* DATASET RECORDS:
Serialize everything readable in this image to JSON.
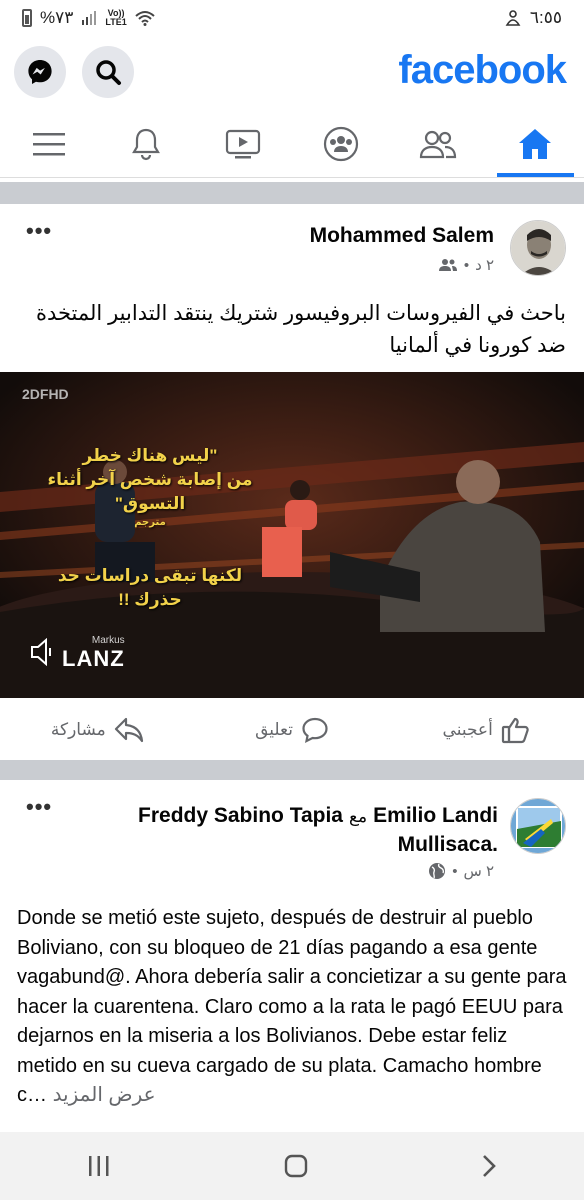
{
  "status_bar": {
    "battery": "%٧٣",
    "network": "Vo))",
    "network_sub": "LTE1",
    "time": "٦:٥٥"
  },
  "header": {
    "brand": "facebook"
  },
  "nav": {
    "items": [
      "menu-icon",
      "bell-icon",
      "video-icon",
      "groups-icon",
      "friends-icon",
      "home-icon"
    ],
    "active": "home-icon"
  },
  "post1": {
    "author": "Mohammed Salem",
    "time": "٢ د",
    "text": "باحث في الفيروسات البروفيسور شتريك ينتقد التدابير المتخدة ضد كورونا في ألمانيا",
    "video": {
      "channel": "2DFHD",
      "overlay_lines": [
        "\"ليس هناك خطر",
        "من إصابة شخص آخر أثناء التسوق\"",
        "مترجم",
        "لكنها تبقى دراسات حد حذرك !!"
      ],
      "show_top": "Markus",
      "show_bottom": "LANZ"
    },
    "actions": {
      "like": "أعجبني",
      "comment": "تعليق",
      "share": "مشاركة"
    }
  },
  "post2": {
    "author": "Emilio Landi",
    "with_word": "مع",
    "tagged": "Freddy Sabino Tapia",
    "tagged_line2": "Mullisaca",
    "time": "٢ س",
    "text": "Donde se metió este sujeto, después de destruir al pueblo Boliviano, con su bloqueo de 21 días pagando a esa gente vagabund@. Ahora debería salir a concietizar a su gente para hacer la cuarentena. Claro como a la rata le pagó EEUU para dejarnos en la miseria a los Bolivianos. Debe estar feliz metido en su cueva cargado de su plata. Camacho hombre c…",
    "see_more": "عرض المزيد"
  },
  "colors": {
    "brand": "#1877f2",
    "gray_text": "#65676b",
    "divider": "#c9ccd1"
  }
}
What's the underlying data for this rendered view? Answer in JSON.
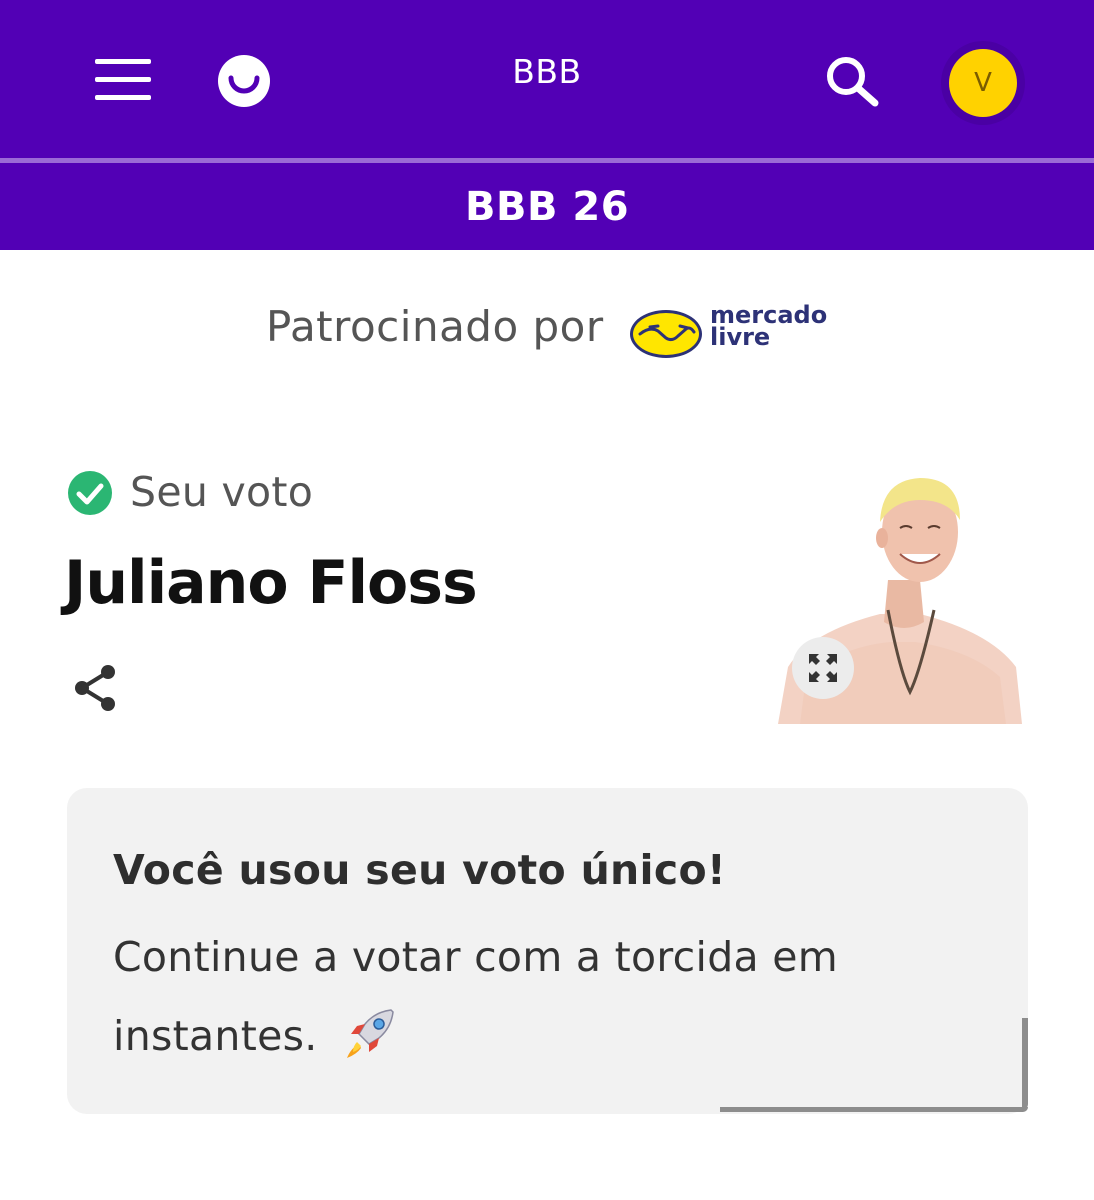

* WHAT IS REQUIRED: The material above holds pictures; copy everything else in it exactly.

* THE COMPLETED TASK:
Serialize everything readable in this image to JSON.
{
  "status_bar": {
    "battery": "%٧٣",
    "network": "Vo))",
    "network_sub": "LTE1",
    "time": "٦:٥٥"
  },
  "header": {
    "brand": "facebook"
  },
  "nav": {
    "items": [
      "menu-icon",
      "bell-icon",
      "video-icon",
      "groups-icon",
      "friends-icon",
      "home-icon"
    ],
    "active": "home-icon"
  },
  "post1": {
    "author": "Mohammed Salem",
    "time": "٢ د",
    "text": "باحث في الفيروسات البروفيسور شتريك ينتقد التدابير المتخدة ضد كورونا في ألمانيا",
    "video": {
      "channel": "2DFHD",
      "overlay_lines": [
        "\"ليس هناك خطر",
        "من إصابة شخص آخر أثناء التسوق\"",
        "مترجم",
        "لكنها تبقى دراسات حد حذرك !!"
      ],
      "show_top": "Markus",
      "show_bottom": "LANZ"
    },
    "actions": {
      "like": "أعجبني",
      "comment": "تعليق",
      "share": "مشاركة"
    }
  },
  "post2": {
    "author": "Emilio Landi",
    "with_word": "مع",
    "tagged": "Freddy Sabino Tapia",
    "tagged_line2": "Mullisaca",
    "time": "٢ س",
    "text": "Donde se metió este sujeto, después de destruir al pueblo Boliviano, con su bloqueo de 21 días pagando a esa gente vagabund@. Ahora debería salir a concietizar a su gente para hacer la cuarentena. Claro como a la rata le pagó EEUU para dejarnos en la miseria a los Bolivianos. Debe estar feliz metido en su cueva cargado de su plata. Camacho hombre c…",
    "see_more": "عرض المزيد"
  },
  "colors": {
    "brand": "#1877f2",
    "gray_text": "#65676b",
    "divider": "#c9ccd1"
  }
}
What's the underlying data for this rendered view? Answer in JSON.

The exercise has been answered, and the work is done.